**Work to complete:** Reproduce the listing below without any change.

[Stored records]
------------------------------------------------------------------------

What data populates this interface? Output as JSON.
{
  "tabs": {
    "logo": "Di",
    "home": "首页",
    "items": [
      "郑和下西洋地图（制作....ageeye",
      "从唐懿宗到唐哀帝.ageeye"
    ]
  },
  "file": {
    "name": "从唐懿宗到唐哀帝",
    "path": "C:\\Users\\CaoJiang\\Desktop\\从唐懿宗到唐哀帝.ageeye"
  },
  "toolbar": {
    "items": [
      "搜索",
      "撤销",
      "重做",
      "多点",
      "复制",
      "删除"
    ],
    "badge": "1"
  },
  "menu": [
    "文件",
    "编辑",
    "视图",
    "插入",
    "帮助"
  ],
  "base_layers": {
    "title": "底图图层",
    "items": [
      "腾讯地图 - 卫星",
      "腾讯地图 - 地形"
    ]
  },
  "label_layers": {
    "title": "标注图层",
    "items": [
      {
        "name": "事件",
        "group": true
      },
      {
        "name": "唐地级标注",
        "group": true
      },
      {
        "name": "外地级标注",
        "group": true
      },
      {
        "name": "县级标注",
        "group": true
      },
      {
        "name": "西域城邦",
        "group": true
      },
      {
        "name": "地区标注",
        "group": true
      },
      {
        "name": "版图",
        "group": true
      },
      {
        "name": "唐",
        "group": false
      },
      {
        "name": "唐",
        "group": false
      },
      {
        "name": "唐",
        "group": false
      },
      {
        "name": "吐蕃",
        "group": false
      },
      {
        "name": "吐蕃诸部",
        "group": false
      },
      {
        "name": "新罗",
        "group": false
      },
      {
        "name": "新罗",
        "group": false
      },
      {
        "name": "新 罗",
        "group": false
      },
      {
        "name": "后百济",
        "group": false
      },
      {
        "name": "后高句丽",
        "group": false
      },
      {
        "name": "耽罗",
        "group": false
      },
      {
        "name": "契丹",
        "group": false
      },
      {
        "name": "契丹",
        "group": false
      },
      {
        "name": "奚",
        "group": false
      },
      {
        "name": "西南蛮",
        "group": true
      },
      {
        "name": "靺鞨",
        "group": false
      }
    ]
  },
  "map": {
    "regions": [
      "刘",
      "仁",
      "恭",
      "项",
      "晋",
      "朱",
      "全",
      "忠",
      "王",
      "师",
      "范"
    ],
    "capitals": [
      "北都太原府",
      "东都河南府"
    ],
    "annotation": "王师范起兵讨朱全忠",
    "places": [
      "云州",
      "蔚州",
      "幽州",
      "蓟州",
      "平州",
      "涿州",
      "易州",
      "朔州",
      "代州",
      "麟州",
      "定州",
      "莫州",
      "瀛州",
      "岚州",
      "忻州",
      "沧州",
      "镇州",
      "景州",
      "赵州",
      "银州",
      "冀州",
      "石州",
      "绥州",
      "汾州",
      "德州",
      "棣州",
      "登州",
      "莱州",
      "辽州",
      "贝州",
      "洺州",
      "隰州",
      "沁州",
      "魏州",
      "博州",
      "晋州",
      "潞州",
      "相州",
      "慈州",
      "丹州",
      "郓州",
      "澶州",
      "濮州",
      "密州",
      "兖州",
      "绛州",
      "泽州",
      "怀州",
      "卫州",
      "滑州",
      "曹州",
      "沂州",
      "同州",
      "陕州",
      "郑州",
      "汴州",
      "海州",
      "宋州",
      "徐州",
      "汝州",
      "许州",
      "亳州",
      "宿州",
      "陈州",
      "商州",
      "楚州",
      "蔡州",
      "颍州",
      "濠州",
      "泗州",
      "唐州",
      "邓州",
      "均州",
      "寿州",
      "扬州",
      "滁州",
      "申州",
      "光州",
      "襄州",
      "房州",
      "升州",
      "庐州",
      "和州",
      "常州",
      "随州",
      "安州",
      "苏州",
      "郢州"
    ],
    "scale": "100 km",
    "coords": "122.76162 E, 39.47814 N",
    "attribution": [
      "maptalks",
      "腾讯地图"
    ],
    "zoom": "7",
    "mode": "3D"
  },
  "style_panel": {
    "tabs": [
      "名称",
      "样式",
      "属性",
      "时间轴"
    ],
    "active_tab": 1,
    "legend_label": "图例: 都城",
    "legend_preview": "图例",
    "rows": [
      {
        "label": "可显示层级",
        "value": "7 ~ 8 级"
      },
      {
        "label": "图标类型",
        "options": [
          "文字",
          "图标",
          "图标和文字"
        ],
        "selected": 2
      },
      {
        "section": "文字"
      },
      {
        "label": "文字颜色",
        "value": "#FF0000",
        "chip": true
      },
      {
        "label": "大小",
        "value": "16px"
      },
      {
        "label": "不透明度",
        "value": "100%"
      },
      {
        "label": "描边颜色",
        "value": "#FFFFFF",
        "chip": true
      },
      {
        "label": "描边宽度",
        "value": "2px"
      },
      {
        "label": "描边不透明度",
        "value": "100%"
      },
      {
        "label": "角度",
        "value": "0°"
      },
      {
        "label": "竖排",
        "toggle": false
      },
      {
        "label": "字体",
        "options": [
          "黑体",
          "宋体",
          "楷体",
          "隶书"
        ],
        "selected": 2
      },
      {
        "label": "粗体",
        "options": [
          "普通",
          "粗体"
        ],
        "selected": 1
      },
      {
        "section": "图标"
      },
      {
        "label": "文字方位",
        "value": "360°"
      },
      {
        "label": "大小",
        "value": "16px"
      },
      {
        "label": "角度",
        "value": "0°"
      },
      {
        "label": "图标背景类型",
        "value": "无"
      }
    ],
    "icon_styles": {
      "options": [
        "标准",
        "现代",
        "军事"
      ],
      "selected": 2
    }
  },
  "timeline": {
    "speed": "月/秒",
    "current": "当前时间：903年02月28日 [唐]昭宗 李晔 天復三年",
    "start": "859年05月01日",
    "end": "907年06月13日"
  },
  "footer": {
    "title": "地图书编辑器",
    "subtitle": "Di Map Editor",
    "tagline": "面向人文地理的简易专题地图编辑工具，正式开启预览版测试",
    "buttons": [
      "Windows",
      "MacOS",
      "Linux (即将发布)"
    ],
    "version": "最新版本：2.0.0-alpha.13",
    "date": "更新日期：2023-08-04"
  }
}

------------------------------------------------------------------------

**Task answer:**
What data populates this interface? Output as JSON.
{
  "tabs": {
    "logo": "Di",
    "home": "首页",
    "items": [
      "郑和下西洋地图（制作....ageeye",
      "从唐懿宗到唐哀帝.ageeye"
    ]
  },
  "file": {
    "name": "从唐懿宗到唐哀帝",
    "path": "C:\\Users\\CaoJiang\\Desktop\\从唐懿宗到唐哀帝.ageeye"
  },
  "toolbar": {
    "items": [
      "搜索",
      "撤销",
      "重做",
      "多点",
      "复制",
      "删除"
    ],
    "badge": "1"
  },
  "menu": [
    "文件",
    "编辑",
    "视图",
    "插入",
    "帮助"
  ],
  "base_layers": {
    "title": "底图图层",
    "items": [
      "腾讯地图 - 卫星",
      "腾讯地图 - 地形"
    ]
  },
  "label_layers": {
    "title": "标注图层",
    "items": [
      {
        "name": "事件",
        "group": true
      },
      {
        "name": "唐地级标注",
        "group": true
      },
      {
        "name": "外地级标注",
        "group": true
      },
      {
        "name": "县级标注",
        "group": true
      },
      {
        "name": "西域城邦",
        "group": true
      },
      {
        "name": "地区标注",
        "group": true
      },
      {
        "name": "版图",
        "group": true
      },
      {
        "name": "唐",
        "group": false
      },
      {
        "name": "唐",
        "group": false
      },
      {
        "name": "唐",
        "group": false
      },
      {
        "name": "吐蕃",
        "group": false
      },
      {
        "name": "吐蕃诸部",
        "group": false
      },
      {
        "name": "新罗",
        "group": false
      },
      {
        "name": "新罗",
        "group": false
      },
      {
        "name": "新 罗",
        "group": false
      },
      {
        "name": "后百济",
        "group": false
      },
      {
        "name": "后高句丽",
        "group": false
      },
      {
        "name": "耽罗",
        "group": false
      },
      {
        "name": "契丹",
        "group": false
      },
      {
        "name": "契丹",
        "group": false
      },
      {
        "name": "奚",
        "group": false
      },
      {
        "name": "西南蛮",
        "group": true
      },
      {
        "name": "靺鞨",
        "group": false
      }
    ]
  },
  "map": {
    "regions": [
      "刘",
      "仁",
      "恭",
      "项",
      "晋",
      "朱",
      "全",
      "忠",
      "王",
      "师",
      "范"
    ],
    "capitals": [
      "北都太原府",
      "东都河南府"
    ],
    "annotation": "王师范起兵讨朱全忠",
    "places": [
      "云州",
      "蔚州",
      "幽州",
      "蓟州",
      "平州",
      "涿州",
      "易州",
      "朔州",
      "代州",
      "麟州",
      "定州",
      "莫州",
      "瀛州",
      "岚州",
      "忻州",
      "沧州",
      "镇州",
      "景州",
      "赵州",
      "银州",
      "冀州",
      "石州",
      "绥州",
      "汾州",
      "德州",
      "棣州",
      "登州",
      "莱州",
      "辽州",
      "贝州",
      "洺州",
      "隰州",
      "沁州",
      "魏州",
      "博州",
      "晋州",
      "潞州",
      "相州",
      "慈州",
      "丹州",
      "郓州",
      "澶州",
      "濮州",
      "密州",
      "兖州",
      "绛州",
      "泽州",
      "怀州",
      "卫州",
      "滑州",
      "曹州",
      "沂州",
      "同州",
      "陕州",
      "郑州",
      "汴州",
      "海州",
      "宋州",
      "徐州",
      "汝州",
      "许州",
      "亳州",
      "宿州",
      "陈州",
      "商州",
      "楚州",
      "蔡州",
      "颍州",
      "濠州",
      "泗州",
      "唐州",
      "邓州",
      "均州",
      "寿州",
      "扬州",
      "滁州",
      "申州",
      "光州",
      "襄州",
      "房州",
      "升州",
      "庐州",
      "和州",
      "常州",
      "随州",
      "安州",
      "苏州",
      "郢州"
    ],
    "scale": "100 km",
    "coords": "122.76162 E, 39.47814 N",
    "attribution": [
      "maptalks",
      "腾讯地图"
    ],
    "zoom": "7",
    "mode": "3D"
  },
  "style_panel": {
    "tabs": [
      "名称",
      "样式",
      "属性",
      "时间轴"
    ],
    "active_tab": 1,
    "legend_label": "图例: 都城",
    "legend_preview": "图例",
    "rows": [
      {
        "label": "可显示层级",
        "value": "7 ~ 8 级"
      },
      {
        "label": "图标类型",
        "options": [
          "文字",
          "图标",
          "图标和文字"
        ],
        "selected": 2
      },
      {
        "section": "文字"
      },
      {
        "label": "文字颜色",
        "value": "#FF0000",
        "chip": true
      },
      {
        "label": "大小",
        "value": "16px"
      },
      {
        "label": "不透明度",
        "value": "100%"
      },
      {
        "label": "描边颜色",
        "value": "#FFFFFF",
        "chip": true
      },
      {
        "label": "描边宽度",
        "value": "2px"
      },
      {
        "label": "描边不透明度",
        "value": "100%"
      },
      {
        "label": "角度",
        "value": "0°"
      },
      {
        "label": "竖排",
        "toggle": false
      },
      {
        "label": "字体",
        "options": [
          "黑体",
          "宋体",
          "楷体",
          "隶书"
        ],
        "selected": 2
      },
      {
        "label": "粗体",
        "options": [
          "普通",
          "粗体"
        ],
        "selected": 1
      },
      {
        "section": "图标"
      },
      {
        "label": "文字方位",
        "value": "360°"
      },
      {
        "label": "大小",
        "value": "16px"
      },
      {
        "label": "角度",
        "value": "0°"
      },
      {
        "label": "图标背景类型",
        "value": "无"
      }
    ],
    "icon_styles": {
      "options": [
        "标准",
        "现代",
        "军事"
      ],
      "selected": 2
    }
  },
  "timeline": {
    "speed": "月/秒",
    "current": "当前时间：903年02月28日 [唐]昭宗 李晔 天復三年",
    "start": "859年05月01日",
    "end": "907年06月13日"
  },
  "footer": {
    "title": "地图书编辑器",
    "subtitle": "Di Map Editor",
    "tagline": "面向人文地理的简易专题地图编辑工具，正式开启预览版测试",
    "buttons": [
      "Windows",
      "MacOS",
      "Linux (即将发布)"
    ],
    "version": "最新版本：2.0.0-alpha.13",
    "date": "更新日期：2023-08-04"
  }
}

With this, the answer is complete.